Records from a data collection
============
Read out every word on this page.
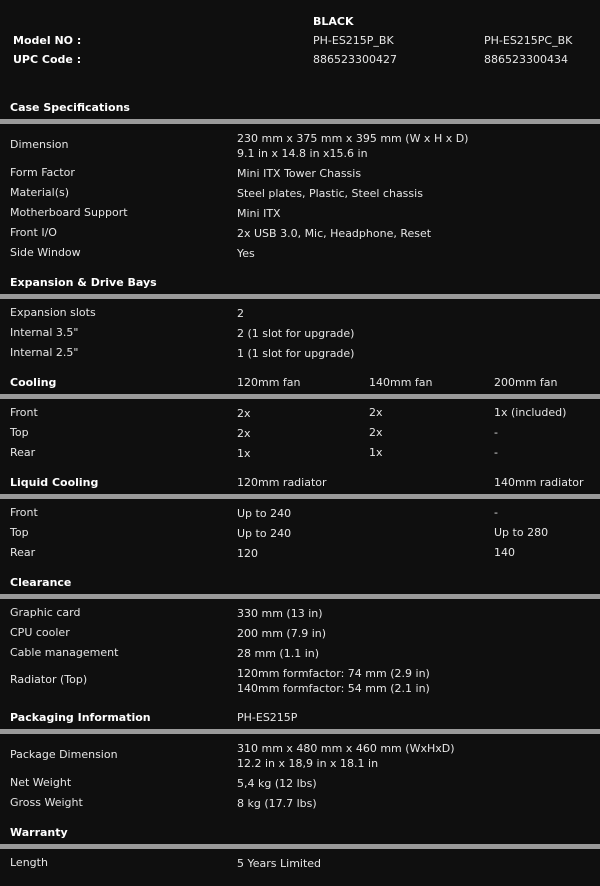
BLACK
Model NO :	PH-ES215P_BK	PH-ES215PC_BK
UPC Code :	886523300427	886523300434
Case Specifications
Dimension	230 mm x 375 mm x 395 mm (W x H x D)
9.1 in x 14.8 in x15.6 in
Form Factor	Mini ITX Tower Chassis
Material(s)	Steel plates, Plastic, Steel chassis
Motherboard Support	Mini ITX
Front I/O	2x USB 3.0, Mic, Headphone, Reset
Side Window	Yes
Expansion & Drive Bays
Expansion slots	2
Internal 3.5"	2 (1 slot for upgrade)
Internal 2.5"	1 (1 slot for upgrade)
Cooling	120mm fan	140mm fan	200mm fan
Front	2x	2x	1x (included)
Top	2x	2x	-
Rear	1x	1x	-
Liquid Cooling	120mm radiator	140mm radiator
Front	Up to 240	-
Top	Up to 240	Up to 280
Rear	120	140
Clearance
Graphic card	330 mm (13 in)
CPU cooler	200 mm (7.9 in)
Cable management	28 mm (1.1 in)
Radiator (Top)	120mm formfactor: 74 mm (2.9 in)
140mm formfactor: 54 mm (2.1 in)
Packaging Information	PH-ES215P
Package Dimension	310 mm x 480 mm x 460 mm (WxHxD)
12.2 in x 18,9 in x 18.1 in
Net Weight	5,4 kg (12 lbs)
Gross Weight	8 kg (17.7 lbs)
Warranty
Length	5 Years Limited
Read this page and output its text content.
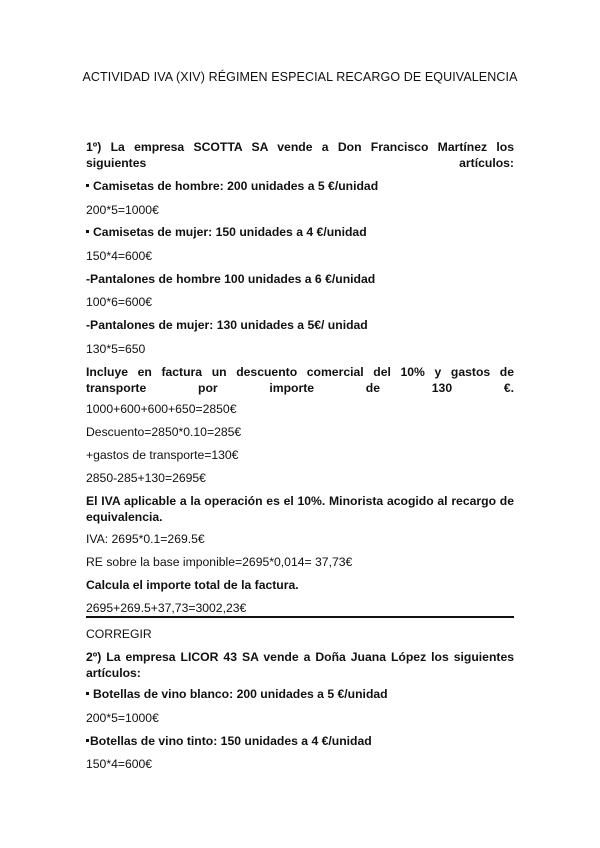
ACTIVIDAD IVA (XIV) RÉGIMEN ESPECIAL RECARGO DE EQUIVALENCIA
1º) La empresa SCOTTA SA vende a Don Francisco Martínez los siguientes artículos:
Camisetas de hombre: 200 unidades a 5 €/unidad
200*5=1000€
Camisetas de mujer: 150 unidades a 4 €/unidad
150*4=600€
-Pantalones de hombre 100 unidades a 6 €/unidad
100*6=600€
-Pantalones de mujer: 130 unidades a 5€/ unidad
130*5=650
Incluye en factura un descuento comercial del 10% y gastos de transporte por importe de 130 €.
1000+600+600+650=2850€
Descuento=2850*0.10=285€
+gastos de transporte=130€
2850-285+130=2695€
El IVA aplicable a la operación es el 10%. Minorista acogido al recargo de equivalencia.
IVA: 2695*0.1=269.5€
RE sobre la base imponible=2695*0,014= 37,73€
Calcula el importe total de la factura.
2695+269.5+37,73=3002,23€
CORREGIR
2º) La empresa LICOR 43 SA vende a Doña Juana López los siguientes artículos:
Botellas de vino blanco: 200 unidades a 5 €/unidad
200*5=1000€
Botellas de vino tinto: 150 unidades a 4 €/unidad
150*4=600€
============
* What needs to be done *
Omitting all images, print the listing exactly.

* Result *
Read out every word on this page.
BLACK
Model NO :	PH-ES215P_BK	PH-ES215PC_BK
UPC Code :	886523300427	886523300434
Case Specifications
Dimension	230 mm x 375 mm x 395 mm (W x H x D)
9.1 in x 14.8 in x15.6 in
Form Factor	Mini ITX Tower Chassis
Material(s)	Steel plates, Plastic, Steel chassis
Motherboard Support	Mini ITX
Front I/O	2x USB 3.0, Mic, Headphone, Reset
Side Window	Yes
Expansion & Drive Bays
Expansion slots	2
Internal 3.5"	2 (1 slot for upgrade)
Internal 2.5"	1 (1 slot for upgrade)
Cooling	120mm fan	140mm fan	200mm fan
Front	2x	2x	1x (included)
Top	2x	2x	-
Rear	1x	1x	-
Liquid Cooling	120mm radiator	140mm radiator
Front	Up to 240	-
Top	Up to 240	Up to 280
Rear	120	140
Clearance
Graphic card	330 mm (13 in)
CPU cooler	200 mm (7.9 in)
Cable management	28 mm (1.1 in)
Radiator (Top)	120mm formfactor: 74 mm (2.9 in)
140mm formfactor: 54 mm (2.1 in)
Packaging Information	PH-ES215P
Package Dimension	310 mm x 480 mm x 460 mm (WxHxD)
12.2 in x 18,9 in x 18.1 in
Net Weight	5,4 kg (12 lbs)
Gross Weight	8 kg (17.7 lbs)
Warranty
Length	5 Years Limited
Read this page and output its text content.
ACTIVIDAD IVA (XIV) RÉGIMEN ESPECIAL RECARGO DE EQUIVALENCIA
1º) La empresa SCOTTA SA vende a Don Francisco Martínez los siguientes artículos:
Camisetas de hombre: 200 unidades a 5 €/unidad
200*5=1000€
Camisetas de mujer: 150 unidades a 4 €/unidad
150*4=600€
-Pantalones de hombre 100 unidades a 6 €/unidad
100*6=600€
-Pantalones de mujer: 130 unidades a 5€/ unidad
130*5=650
Incluye en factura un descuento comercial del 10% y gastos de transporte por importe de 130 €.
1000+600+600+650=2850€
Descuento=2850*0.10=285€
+gastos de transporte=130€
2850-285+130=2695€
El IVA aplicable a la operación es el 10%. Minorista acogido al recargo de equivalencia.
IVA: 2695*0.1=269.5€
RE sobre la base imponible=2695*0,014= 37,73€
Calcula el importe total de la factura.
2695+269.5+37,73=3002,23€
CORREGIR
2º) La empresa LICOR 43 SA vende a Doña Juana López los siguientes artículos:
Botellas de vino blanco: 200 unidades a 5 €/unidad
200*5=1000€
Botellas de vino tinto: 150 unidades a 4 €/unidad
150*4=600€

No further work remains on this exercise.